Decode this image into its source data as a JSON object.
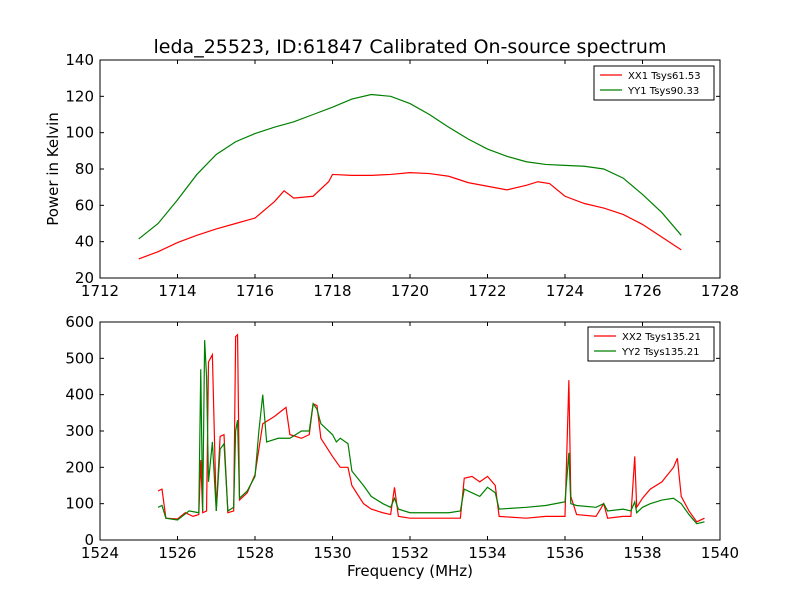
{
  "figure": {
    "title": "leda_25523, ID:61847 Calibrated On-source spectrum"
  },
  "chart_data": [
    {
      "type": "line",
      "title": "leda_25523, ID:61847 Calibrated On-source spectrum",
      "xlabel": "",
      "ylabel": "Power in Kelvin",
      "xlim": [
        1712,
        1728
      ],
      "ylim": [
        20,
        140
      ],
      "xticks": [
        "1712",
        "1714",
        "1716",
        "1718",
        "1720",
        "1722",
        "1724",
        "1726",
        "1728"
      ],
      "yticks": [
        "20",
        "40",
        "60",
        "80",
        "100",
        "120",
        "140"
      ],
      "legend_position": "top-right",
      "grid": false,
      "series": [
        {
          "name": "XX1 Tsys61.53",
          "color": "#ff0000",
          "points": [
            [
              1713.0,
              30.5
            ],
            [
              1713.5,
              34.5
            ],
            [
              1714.0,
              39.5
            ],
            [
              1714.5,
              43.5
            ],
            [
              1715.0,
              47
            ],
            [
              1715.5,
              50
            ],
            [
              1716.0,
              53
            ],
            [
              1716.5,
              62
            ],
            [
              1716.75,
              68
            ],
            [
              1717.0,
              64
            ],
            [
              1717.5,
              65
            ],
            [
              1717.9,
              73
            ],
            [
              1718.0,
              77
            ],
            [
              1718.5,
              76.5
            ],
            [
              1719.0,
              76.5
            ],
            [
              1719.5,
              77
            ],
            [
              1720.0,
              78
            ],
            [
              1720.5,
              77.5
            ],
            [
              1721.0,
              76
            ],
            [
              1721.5,
              72.5
            ],
            [
              1722.0,
              70.5
            ],
            [
              1722.5,
              68.5
            ],
            [
              1723.0,
              71
            ],
            [
              1723.3,
              73
            ],
            [
              1723.6,
              72
            ],
            [
              1724.0,
              65
            ],
            [
              1724.5,
              61
            ],
            [
              1725.0,
              58.5
            ],
            [
              1725.5,
              55
            ],
            [
              1726.0,
              49.5
            ],
            [
              1726.5,
              42.5
            ],
            [
              1727.0,
              35.5
            ]
          ]
        },
        {
          "name": "YY1 Tsys90.33",
          "color": "#008000",
          "points": [
            [
              1713.0,
              41.5
            ],
            [
              1713.5,
              50
            ],
            [
              1714.0,
              63
            ],
            [
              1714.5,
              77
            ],
            [
              1715.0,
              88
            ],
            [
              1715.5,
              95
            ],
            [
              1716.0,
              99.5
            ],
            [
              1716.5,
              103
            ],
            [
              1717.0,
              106
            ],
            [
              1717.5,
              110
            ],
            [
              1718.0,
              114
            ],
            [
              1718.5,
              118.5
            ],
            [
              1719.0,
              121
            ],
            [
              1719.5,
              120
            ],
            [
              1720.0,
              116
            ],
            [
              1720.5,
              110
            ],
            [
              1721.0,
              103
            ],
            [
              1721.5,
              96.5
            ],
            [
              1722.0,
              91
            ],
            [
              1722.5,
              87
            ],
            [
              1723.0,
              84
            ],
            [
              1723.5,
              82.5
            ],
            [
              1724.0,
              82
            ],
            [
              1724.5,
              81.5
            ],
            [
              1725.0,
              80
            ],
            [
              1725.5,
              75
            ],
            [
              1726.0,
              66
            ],
            [
              1726.5,
              56
            ],
            [
              1727.0,
              43.5
            ]
          ]
        }
      ]
    },
    {
      "type": "line",
      "title": "",
      "xlabel": "Frequency (MHz)",
      "ylabel": "",
      "xlim": [
        1524,
        1540
      ],
      "ylim": [
        0,
        600
      ],
      "xticks": [
        "1524",
        "1526",
        "1528",
        "1530",
        "1532",
        "1534",
        "1536",
        "1538",
        "1540"
      ],
      "yticks": [
        "0",
        "100",
        "200",
        "300",
        "400",
        "500",
        "600"
      ],
      "legend_position": "top-right",
      "grid": false,
      "series": [
        {
          "name": "XX2 Tsys135.21",
          "color": "#ff0000",
          "points": [
            [
              1525.5,
              135
            ],
            [
              1525.6,
              140
            ],
            [
              1525.7,
              60
            ],
            [
              1526.0,
              58
            ],
            [
              1526.2,
              75
            ],
            [
              1526.4,
              65
            ],
            [
              1526.55,
              70
            ],
            [
              1526.6,
              220
            ],
            [
              1526.65,
              75
            ],
            [
              1526.75,
              80
            ],
            [
              1526.8,
              490
            ],
            [
              1526.9,
              510
            ],
            [
              1527.0,
              80
            ],
            [
              1527.1,
              285
            ],
            [
              1527.2,
              290
            ],
            [
              1527.3,
              75
            ],
            [
              1527.45,
              80
            ],
            [
              1527.5,
              560
            ],
            [
              1527.55,
              565
            ],
            [
              1527.6,
              110
            ],
            [
              1527.8,
              130
            ],
            [
              1528.0,
              180
            ],
            [
              1528.2,
              320
            ],
            [
              1528.5,
              340
            ],
            [
              1528.8,
              365
            ],
            [
              1528.9,
              290
            ],
            [
              1529.2,
              280
            ],
            [
              1529.4,
              290
            ],
            [
              1529.5,
              375
            ],
            [
              1529.6,
              370
            ],
            [
              1529.7,
              280
            ],
            [
              1530.0,
              230
            ],
            [
              1530.2,
              200
            ],
            [
              1530.4,
              200
            ],
            [
              1530.5,
              150
            ],
            [
              1530.8,
              100
            ],
            [
              1531.0,
              85
            ],
            [
              1531.3,
              75
            ],
            [
              1531.5,
              70
            ],
            [
              1531.6,
              145
            ],
            [
              1531.7,
              65
            ],
            [
              1532.0,
              60
            ],
            [
              1532.5,
              60
            ],
            [
              1533.0,
              60
            ],
            [
              1533.3,
              60
            ],
            [
              1533.4,
              170
            ],
            [
              1533.6,
              175
            ],
            [
              1533.8,
              160
            ],
            [
              1534.0,
              175
            ],
            [
              1534.2,
              150
            ],
            [
              1534.3,
              65
            ],
            [
              1535.0,
              60
            ],
            [
              1535.5,
              65
            ],
            [
              1536.0,
              65
            ],
            [
              1536.1,
              440
            ],
            [
              1536.15,
              120
            ],
            [
              1536.3,
              70
            ],
            [
              1536.8,
              65
            ],
            [
              1537.0,
              100
            ],
            [
              1537.1,
              60
            ],
            [
              1537.5,
              65
            ],
            [
              1537.7,
              65
            ],
            [
              1537.8,
              230
            ],
            [
              1537.85,
              90
            ],
            [
              1538.0,
              115
            ],
            [
              1538.2,
              140
            ],
            [
              1538.5,
              160
            ],
            [
              1538.8,
              200
            ],
            [
              1538.9,
              225
            ],
            [
              1539.0,
              120
            ],
            [
              1539.2,
              80
            ],
            [
              1539.4,
              50
            ],
            [
              1539.6,
              60
            ]
          ]
        },
        {
          "name": "YY2 Tsys135.21",
          "color": "#008000",
          "points": [
            [
              1525.5,
              90
            ],
            [
              1525.6,
              95
            ],
            [
              1525.7,
              60
            ],
            [
              1526.0,
              55
            ],
            [
              1526.3,
              80
            ],
            [
              1526.55,
              75
            ],
            [
              1526.6,
              470
            ],
            [
              1526.65,
              80
            ],
            [
              1526.7,
              550
            ],
            [
              1526.75,
              450
            ],
            [
              1526.8,
              160
            ],
            [
              1526.9,
              270
            ],
            [
              1527.0,
              80
            ],
            [
              1527.1,
              250
            ],
            [
              1527.2,
              265
            ],
            [
              1527.3,
              80
            ],
            [
              1527.45,
              90
            ],
            [
              1527.5,
              300
            ],
            [
              1527.55,
              330
            ],
            [
              1527.6,
              115
            ],
            [
              1527.8,
              135
            ],
            [
              1528.0,
              175
            ],
            [
              1528.1,
              300
            ],
            [
              1528.2,
              400
            ],
            [
              1528.3,
              270
            ],
            [
              1528.6,
              280
            ],
            [
              1528.9,
              280
            ],
            [
              1529.2,
              300
            ],
            [
              1529.4,
              300
            ],
            [
              1529.5,
              375
            ],
            [
              1529.6,
              360
            ],
            [
              1529.7,
              320
            ],
            [
              1530.0,
              290
            ],
            [
              1530.1,
              270
            ],
            [
              1530.2,
              280
            ],
            [
              1530.4,
              265
            ],
            [
              1530.5,
              190
            ],
            [
              1530.8,
              150
            ],
            [
              1531.0,
              120
            ],
            [
              1531.3,
              100
            ],
            [
              1531.5,
              90
            ],
            [
              1531.6,
              115
            ],
            [
              1531.7,
              85
            ],
            [
              1532.0,
              75
            ],
            [
              1532.5,
              75
            ],
            [
              1533.0,
              75
            ],
            [
              1533.3,
              80
            ],
            [
              1533.4,
              140
            ],
            [
              1533.6,
              130
            ],
            [
              1533.8,
              120
            ],
            [
              1534.0,
              145
            ],
            [
              1534.2,
              130
            ],
            [
              1534.3,
              85
            ],
            [
              1535.0,
              90
            ],
            [
              1535.5,
              95
            ],
            [
              1536.0,
              105
            ],
            [
              1536.1,
              240
            ],
            [
              1536.15,
              100
            ],
            [
              1536.3,
              95
            ],
            [
              1536.8,
              90
            ],
            [
              1537.0,
              100
            ],
            [
              1537.1,
              80
            ],
            [
              1537.5,
              85
            ],
            [
              1537.7,
              80
            ],
            [
              1537.8,
              105
            ],
            [
              1537.85,
              75
            ],
            [
              1538.0,
              90
            ],
            [
              1538.2,
              100
            ],
            [
              1538.5,
              110
            ],
            [
              1538.8,
              115
            ],
            [
              1539.0,
              100
            ],
            [
              1539.2,
              70
            ],
            [
              1539.4,
              45
            ],
            [
              1539.6,
              50
            ]
          ]
        }
      ]
    }
  ]
}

§ DIRECTIVE
Tell how many lines in the material contain the word "spectrum". Only the number is wanted.

§ OUTPUT
2